* Start Dataset excerpts *

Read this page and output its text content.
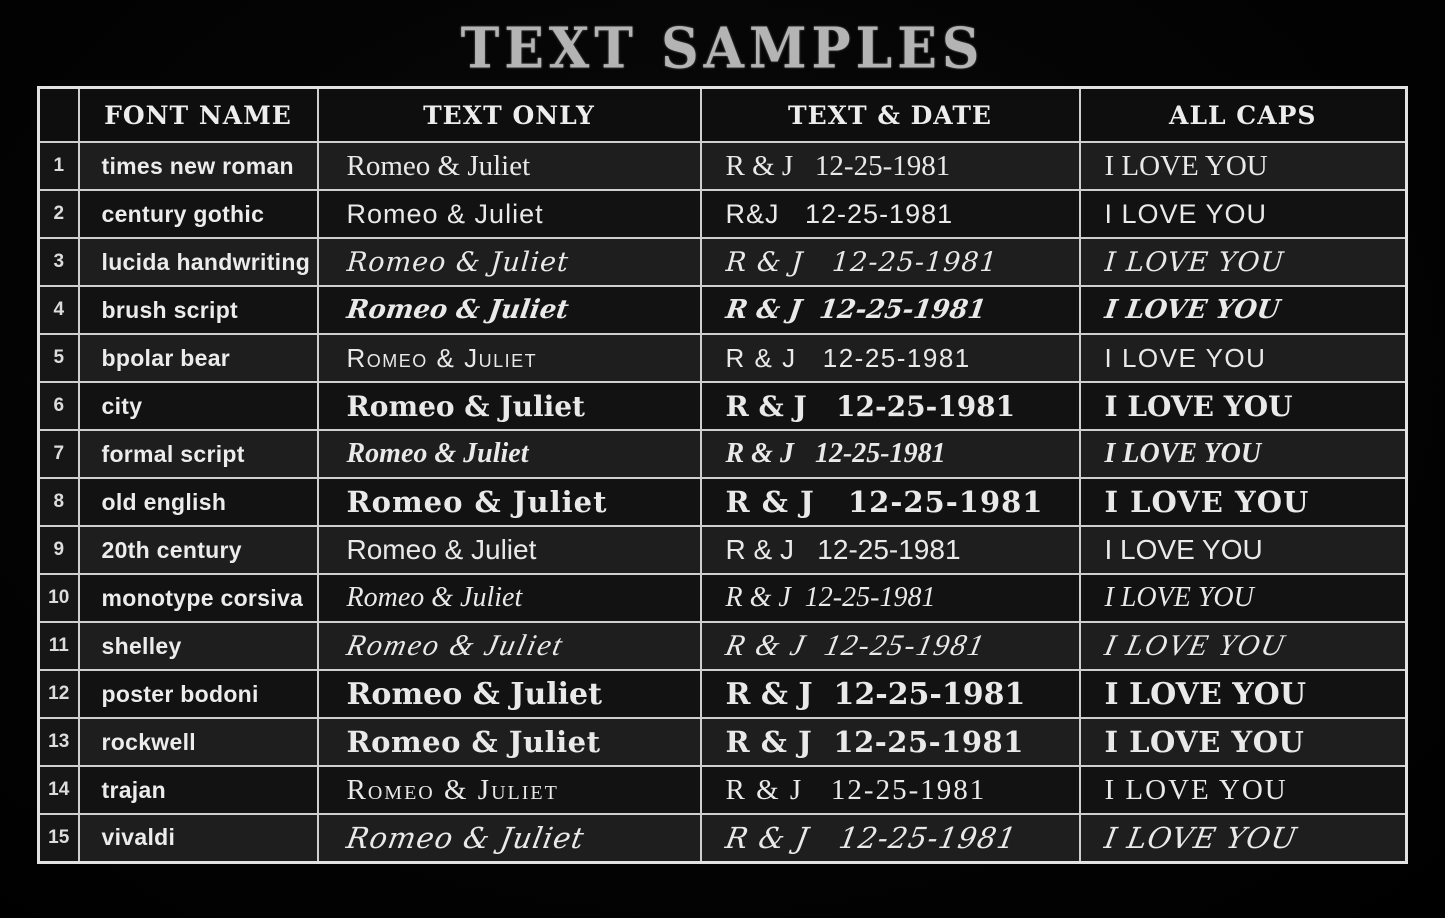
TEXT SAMPLES
	FONT NAME	TEXT ONLY	TEXT & DATE	ALL CAPS
1	times new roman	Romeo & Juliet	R & J   12-25-1981	I LOVE YOU
2	century gothic	Romeo & Juliet	R&J   12-25-1981	I LOVE YOU
3	lucida handwriting	Romeo & Juliet	R & J   12-25-1981	I LOVE YOU
4	brush script	Romeo & Juliet	R & J  12-25-1981	I LOVE YOU
5	bpolar bear	Romeo & Juliet	R & J   12-25-1981	I LOVE YOU
6	city	Romeo & Juliet	R & J   12-25-1981	I LOVE YOU
7	formal script	Romeo & Juliet	R & J   12-25-1981	I LOVE YOU
8	old english	Romeo & Juliet	R & J   12-25-1981	I LOVE YOU
9	20th century	Romeo & Juliet	R & J   12-25-1981	I LOVE YOU
10	monotype corsiva	Romeo & Juliet	R & J  12-25-1981	I LOVE YOU
11	shelley	Romeo & Juliet	R & J  12-25-1981	I LOVE YOU
12	poster bodoni	Romeo & Juliet	R & J  12-25-1981	I LOVE YOU
13	rockwell	Romeo & Juliet	R & J  12-25-1981	I LOVE YOU
14	trajan	Romeo & Juliet	R & J   12-25-1981	I LOVE YOU
15	vivaldi	Romeo & Juliet	R & J   12-25-1981	I LOVE YOU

* End Dataset excerpts *

§ To do: Quote everything in the listing above exactly; pictures are the only thing to omit.

§ Response to this task:
Read this page and output its text content.
TEXT SAMPLES
	FONT NAME	TEXT ONLY	TEXT & DATE	ALL CAPS
1	times new roman	Romeo & Juliet	R & J   12-25-1981	I LOVE YOU
2	century gothic	Romeo & Juliet	R&J   12-25-1981	I LOVE YOU
3	lucida handwriting	Romeo & Juliet	R & J   12-25-1981	I LOVE YOU
4	brush script	Romeo & Juliet	R & J  12-25-1981	I LOVE YOU
5	bpolar bear	Romeo & Juliet	R & J   12-25-1981	I LOVE YOU
6	city	Romeo & Juliet	R & J   12-25-1981	I LOVE YOU
7	formal script	Romeo & Juliet	R & J   12-25-1981	I LOVE YOU
8	old english	Romeo & Juliet	R & J   12-25-1981	I LOVE YOU
9	20th century	Romeo & Juliet	R & J   12-25-1981	I LOVE YOU
10	monotype corsiva	Romeo & Juliet	R & J  12-25-1981	I LOVE YOU
11	shelley	Romeo & Juliet	R & J  12-25-1981	I LOVE YOU
12	poster bodoni	Romeo & Juliet	R & J  12-25-1981	I LOVE YOU
13	rockwell	Romeo & Juliet	R & J  12-25-1981	I LOVE YOU
14	trajan	Romeo & Juliet	R & J   12-25-1981	I LOVE YOU
15	vivaldi	Romeo & Juliet	R & J   12-25-1981	I LOVE YOU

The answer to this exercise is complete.